TASK OBJECTIVE ::
Scan the data below for the string "school". Show every line where it turns up.

RECORD SET ::
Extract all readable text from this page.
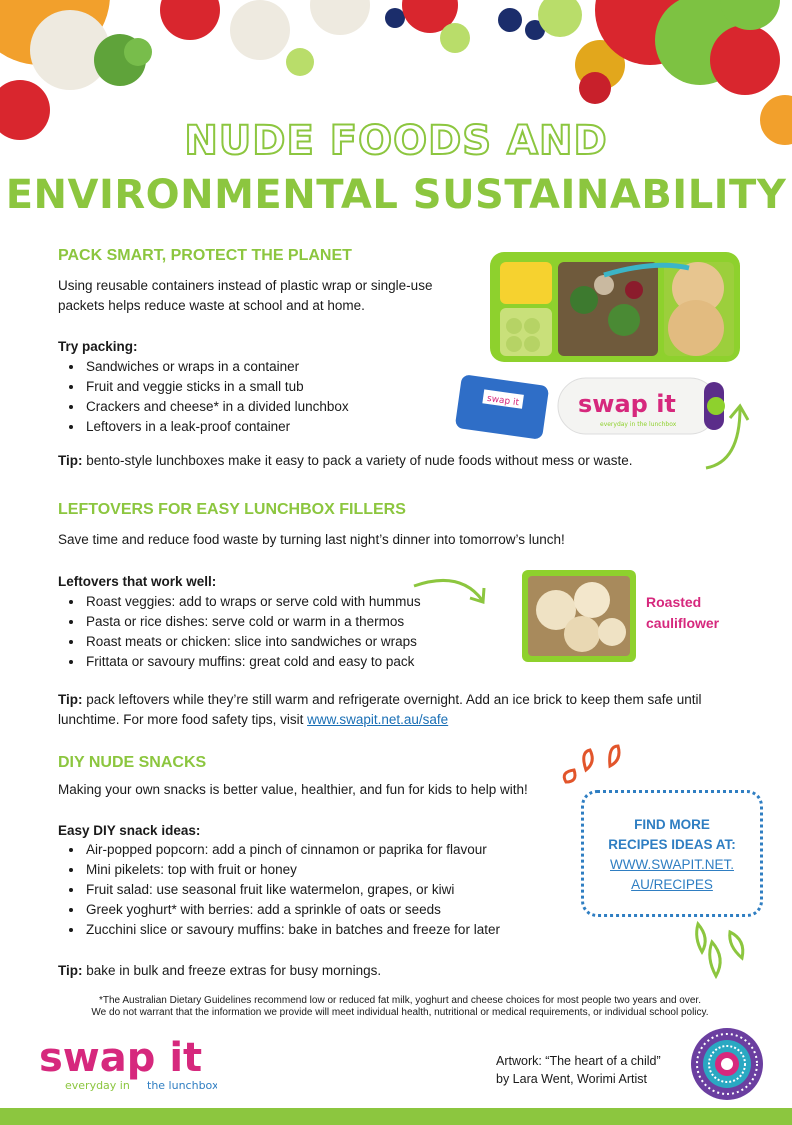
NUDE FOODS AND
ENVIRONMENTAL SUSTAINABILITY
PACK SMART, PROTECT THE PLANET

Using reusable containers instead of plastic wrap or single-use

packets helps reduce waste at school and at home.

Try packing:

• Sandwiches or wraps in a container
• Fruit and veggie sticks in a small tub
• Crackers and cheese* in a divided lunchbox
• Leftovers in a leak-proof container

Tip: bento-style lunchboxes make it easy to pack a variety of nude foods without mess or waste.

swap it swap it
everyday in the lunchbox
LEFTOVERS FOR EASY LUNCHBOX FILLERS

Save time and reduce food waste by turning last night’s dinner into tomorrow’s lunch!

Leftovers that work well:

• Roast veggies: add to wraps or serve cold with hummus
• Pasta or rice dishes: serve cold or warm in a thermos
• Roast meats or chicken: slice into sandwiches or wraps
• Frittata or savoury muffins: great cold and easy to pack
Roasted
cauliflower

Tip: pack leftovers while they’re still warm and refrigerate overnight. Add an ice brick to keep them safe until

lunchtime. For more food safety tips, visit www.swapit.net.au/safe

DIY NUDE SNACKS

Making your own snacks is better value, healthier, and fun for kids to help with!

Easy DIY snack ideas:

• Air-popped popcorn: add a pinch of cinnamon or paprika for flavour
• Mini pikelets: top with fruit or honey
• Fruit salad: use seasonal fruit like watermelon, grapes, or kiwi
• Greek yoghurt* with berries: add a sprinkle of oats or seeds
• Zucchini slice or savoury muffins: bake in batches and freeze for later

Tip: bake in bulk and freeze extras for busy mornings.

FIND MORE
RECIPES IDEAS AT:
WWW.SWAPIT.NET.
AU/RECIPES
*The Australian Dietary Guidelines recommend low or reduced fat milk, yoghurt and cheese choices for most people two years and over.
We do not warrant that the information we provide will meet individual health, nutritional or medical requirements, or individual school policy.
swap it
everyday in the lunchbox
Artwork: “The heart of a child”
by Lara Went, Worimi Artist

SOLVED PROBLEM ::
packets helps reduce waste at school and at home.
We do not warrant that the information we provide will meet individual health, nutritional or medical requirements, or individual school policy.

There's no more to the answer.